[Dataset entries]

┄┄┄┄┄┄┄┄┄┄┄┄┄┄┄┄┄┄┄┄

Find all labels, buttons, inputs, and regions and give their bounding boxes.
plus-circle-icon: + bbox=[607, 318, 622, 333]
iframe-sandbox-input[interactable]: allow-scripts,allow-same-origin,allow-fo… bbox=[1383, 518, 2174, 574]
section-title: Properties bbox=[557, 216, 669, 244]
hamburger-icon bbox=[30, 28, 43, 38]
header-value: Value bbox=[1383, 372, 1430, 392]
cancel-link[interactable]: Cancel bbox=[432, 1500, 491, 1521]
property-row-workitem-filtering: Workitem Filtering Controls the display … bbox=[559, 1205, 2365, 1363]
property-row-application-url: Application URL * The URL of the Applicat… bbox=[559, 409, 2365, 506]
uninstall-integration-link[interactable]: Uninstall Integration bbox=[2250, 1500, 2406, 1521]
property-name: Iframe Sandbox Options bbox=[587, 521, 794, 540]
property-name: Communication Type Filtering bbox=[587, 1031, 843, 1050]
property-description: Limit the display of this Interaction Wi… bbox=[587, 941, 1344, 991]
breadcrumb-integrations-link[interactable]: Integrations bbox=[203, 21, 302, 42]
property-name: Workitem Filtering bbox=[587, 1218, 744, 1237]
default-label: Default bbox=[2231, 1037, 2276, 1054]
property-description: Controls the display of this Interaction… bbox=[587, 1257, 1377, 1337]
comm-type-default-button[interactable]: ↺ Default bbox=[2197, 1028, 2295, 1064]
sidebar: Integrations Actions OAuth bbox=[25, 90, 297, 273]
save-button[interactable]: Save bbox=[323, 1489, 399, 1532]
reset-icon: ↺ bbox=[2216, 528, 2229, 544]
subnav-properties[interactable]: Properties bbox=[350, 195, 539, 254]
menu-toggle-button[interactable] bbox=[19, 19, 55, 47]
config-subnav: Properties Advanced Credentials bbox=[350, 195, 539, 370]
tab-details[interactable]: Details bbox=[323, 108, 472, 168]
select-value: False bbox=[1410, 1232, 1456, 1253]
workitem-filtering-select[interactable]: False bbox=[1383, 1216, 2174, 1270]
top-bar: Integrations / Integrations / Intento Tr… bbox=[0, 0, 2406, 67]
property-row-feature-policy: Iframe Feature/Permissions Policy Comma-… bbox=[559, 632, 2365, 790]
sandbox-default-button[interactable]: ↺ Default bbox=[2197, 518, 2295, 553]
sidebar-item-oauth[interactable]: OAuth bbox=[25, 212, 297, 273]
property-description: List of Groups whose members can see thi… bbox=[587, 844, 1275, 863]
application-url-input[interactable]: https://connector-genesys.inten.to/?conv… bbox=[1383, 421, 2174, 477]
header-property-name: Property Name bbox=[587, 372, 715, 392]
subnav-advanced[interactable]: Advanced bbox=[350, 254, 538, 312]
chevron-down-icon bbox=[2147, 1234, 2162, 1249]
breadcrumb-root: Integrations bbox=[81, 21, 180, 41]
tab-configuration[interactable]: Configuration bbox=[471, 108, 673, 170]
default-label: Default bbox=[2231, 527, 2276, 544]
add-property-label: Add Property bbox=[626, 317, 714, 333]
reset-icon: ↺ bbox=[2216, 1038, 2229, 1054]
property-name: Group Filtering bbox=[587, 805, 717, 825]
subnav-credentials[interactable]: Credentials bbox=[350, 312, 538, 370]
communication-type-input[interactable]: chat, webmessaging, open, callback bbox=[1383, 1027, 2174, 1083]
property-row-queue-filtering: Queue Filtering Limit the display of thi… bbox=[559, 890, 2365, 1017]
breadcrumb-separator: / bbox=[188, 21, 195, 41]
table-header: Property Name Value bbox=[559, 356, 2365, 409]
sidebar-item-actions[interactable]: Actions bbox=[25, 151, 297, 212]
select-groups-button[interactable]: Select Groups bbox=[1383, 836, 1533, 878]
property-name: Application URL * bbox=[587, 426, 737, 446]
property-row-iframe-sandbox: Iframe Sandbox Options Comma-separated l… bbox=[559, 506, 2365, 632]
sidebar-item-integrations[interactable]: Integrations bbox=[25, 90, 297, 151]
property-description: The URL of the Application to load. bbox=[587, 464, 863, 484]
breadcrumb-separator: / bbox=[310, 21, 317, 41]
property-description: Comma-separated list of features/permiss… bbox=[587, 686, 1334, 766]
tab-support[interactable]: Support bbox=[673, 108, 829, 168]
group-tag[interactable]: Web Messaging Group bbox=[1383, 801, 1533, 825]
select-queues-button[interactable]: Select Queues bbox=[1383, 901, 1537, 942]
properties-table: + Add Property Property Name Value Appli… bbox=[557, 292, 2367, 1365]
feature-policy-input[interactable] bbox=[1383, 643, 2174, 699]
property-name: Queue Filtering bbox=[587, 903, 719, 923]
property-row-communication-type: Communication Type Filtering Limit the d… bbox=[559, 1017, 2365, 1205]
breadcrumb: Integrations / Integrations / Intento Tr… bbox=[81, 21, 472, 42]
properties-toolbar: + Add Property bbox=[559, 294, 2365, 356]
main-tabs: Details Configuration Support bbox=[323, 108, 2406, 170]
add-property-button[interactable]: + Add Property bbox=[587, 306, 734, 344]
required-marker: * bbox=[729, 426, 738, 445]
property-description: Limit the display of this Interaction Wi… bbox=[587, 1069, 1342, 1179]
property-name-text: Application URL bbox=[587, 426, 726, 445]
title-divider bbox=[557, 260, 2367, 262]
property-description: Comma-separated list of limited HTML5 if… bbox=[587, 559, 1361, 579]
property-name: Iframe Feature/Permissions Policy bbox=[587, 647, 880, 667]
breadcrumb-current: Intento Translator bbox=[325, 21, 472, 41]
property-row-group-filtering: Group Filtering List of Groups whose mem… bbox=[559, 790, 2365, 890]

┄┄┄┄┄┄┄┄┄┄┄┄┄┄┄┄┄┄┄┄

* _Aim of the exercise_
Once more, write out all of the entries above exactly.

* _Response for this exercise_
Find all labels, buttons, inputs, and regions and give their bounding boxes.
plus-circle-icon: + bbox=[607, 318, 622, 333]
iframe-sandbox-input[interactable]: allow-scripts,allow-same-origin,allow-fo… bbox=[1383, 518, 2174, 574]
section-title: Properties bbox=[557, 216, 669, 244]
hamburger-icon bbox=[30, 28, 43, 38]
header-value: Value bbox=[1383, 372, 1430, 392]
cancel-link[interactable]: Cancel bbox=[432, 1500, 491, 1521]
property-row-workitem-filtering: Workitem Filtering Controls the display … bbox=[559, 1205, 2365, 1363]
property-row-application-url: Application URL * The URL of the Applicat… bbox=[559, 409, 2365, 506]
uninstall-integration-link[interactable]: Uninstall Integration bbox=[2250, 1500, 2406, 1521]
property-name: Iframe Sandbox Options bbox=[587, 521, 794, 540]
property-name: Communication Type Filtering bbox=[587, 1031, 843, 1050]
property-description: Limit the display of this Interaction Wi… bbox=[587, 941, 1344, 991]
breadcrumb-integrations-link[interactable]: Integrations bbox=[203, 21, 302, 42]
property-name: Workitem Filtering bbox=[587, 1218, 744, 1237]
default-label: Default bbox=[2231, 1037, 2276, 1054]
property-description: Controls the display of this Interaction… bbox=[587, 1257, 1377, 1337]
comm-type-default-button[interactable]: ↺ Default bbox=[2197, 1028, 2295, 1064]
sidebar: Integrations Actions OAuth bbox=[25, 90, 297, 273]
save-button[interactable]: Save bbox=[323, 1489, 399, 1532]
reset-icon: ↺ bbox=[2216, 528, 2229, 544]
subnav-properties[interactable]: Properties bbox=[350, 195, 539, 254]
menu-toggle-button[interactable] bbox=[19, 19, 55, 47]
config-subnav: Properties Advanced Credentials bbox=[350, 195, 539, 370]
tab-details[interactable]: Details bbox=[323, 108, 472, 168]
select-value: False bbox=[1410, 1232, 1456, 1253]
workitem-filtering-select[interactable]: False bbox=[1383, 1216, 2174, 1270]
top-bar: Integrations / Integrations / Intento Tr… bbox=[0, 0, 2406, 67]
property-row-feature-policy: Iframe Feature/Permissions Policy Comma-… bbox=[559, 632, 2365, 790]
sandbox-default-button[interactable]: ↺ Default bbox=[2197, 518, 2295, 553]
sidebar-item-oauth[interactable]: OAuth bbox=[25, 212, 297, 273]
property-description: List of Groups whose members can see thi… bbox=[587, 844, 1275, 863]
application-url-input[interactable]: https://connector-genesys.inten.to/?conv… bbox=[1383, 421, 2174, 477]
header-property-name: Property Name bbox=[587, 372, 715, 392]
subnav-advanced[interactable]: Advanced bbox=[350, 254, 538, 312]
chevron-down-icon bbox=[2147, 1234, 2162, 1249]
breadcrumb-root: Integrations bbox=[81, 21, 180, 41]
tab-configuration[interactable]: Configuration bbox=[471, 108, 673, 170]
default-label: Default bbox=[2231, 527, 2276, 544]
add-property-label: Add Property bbox=[626, 317, 714, 333]
reset-icon: ↺ bbox=[2216, 1038, 2229, 1054]
property-name: Group Filtering bbox=[587, 805, 717, 825]
subnav-credentials[interactable]: Credentials bbox=[350, 312, 538, 370]
communication-type-input[interactable]: chat, webmessaging, open, callback bbox=[1383, 1027, 2174, 1083]
property-row-queue-filtering: Queue Filtering Limit the display of thi… bbox=[559, 890, 2365, 1017]
breadcrumb-separator: / bbox=[188, 21, 195, 41]
table-header: Property Name Value bbox=[559, 356, 2365, 409]
sidebar-item-actions[interactable]: Actions bbox=[25, 151, 297, 212]
select-groups-button[interactable]: Select Groups bbox=[1383, 836, 1533, 878]
property-name: Application URL * bbox=[587, 426, 737, 446]
property-row-iframe-sandbox: Iframe Sandbox Options Comma-separated l… bbox=[559, 506, 2365, 632]
sidebar-item-integrations[interactable]: Integrations bbox=[25, 90, 297, 151]
property-description: The URL of the Application to load. bbox=[587, 464, 863, 484]
breadcrumb-separator: / bbox=[310, 21, 317, 41]
property-description: Comma-separated list of features/permiss… bbox=[587, 686, 1334, 766]
tab-support[interactable]: Support bbox=[673, 108, 829, 168]
group-tag[interactable]: Web Messaging Group bbox=[1383, 801, 1533, 825]
select-queues-button[interactable]: Select Queues bbox=[1383, 901, 1537, 942]
properties-table: + Add Property Property Name Value Appli… bbox=[557, 292, 2367, 1365]
feature-policy-input[interactable] bbox=[1383, 643, 2174, 699]
property-name: Queue Filtering bbox=[587, 903, 719, 923]
property-row-communication-type: Communication Type Filtering Limit the d… bbox=[559, 1017, 2365, 1205]
breadcrumb: Integrations / Integrations / Intento Tr… bbox=[81, 21, 472, 42]
properties-toolbar: + Add Property bbox=[559, 294, 2365, 356]
main-tabs: Details Configuration Support bbox=[323, 108, 2406, 170]
add-property-button[interactable]: + Add Property bbox=[587, 306, 734, 344]
required-marker: * bbox=[729, 426, 738, 445]
property-description: Limit the display of this Interaction Wi… bbox=[587, 1069, 1342, 1179]
property-name-text: Application URL bbox=[587, 426, 726, 445]
title-divider bbox=[557, 260, 2367, 262]
property-description: Comma-separated list of limited HTML5 if… bbox=[587, 559, 1361, 579]
property-name: Iframe Feature/Permissions Policy bbox=[587, 647, 880, 667]
breadcrumb-current: Intento Translator bbox=[325, 21, 472, 41]
property-row-group-filtering: Group Filtering List of Groups whose mem… bbox=[559, 790, 2365, 890]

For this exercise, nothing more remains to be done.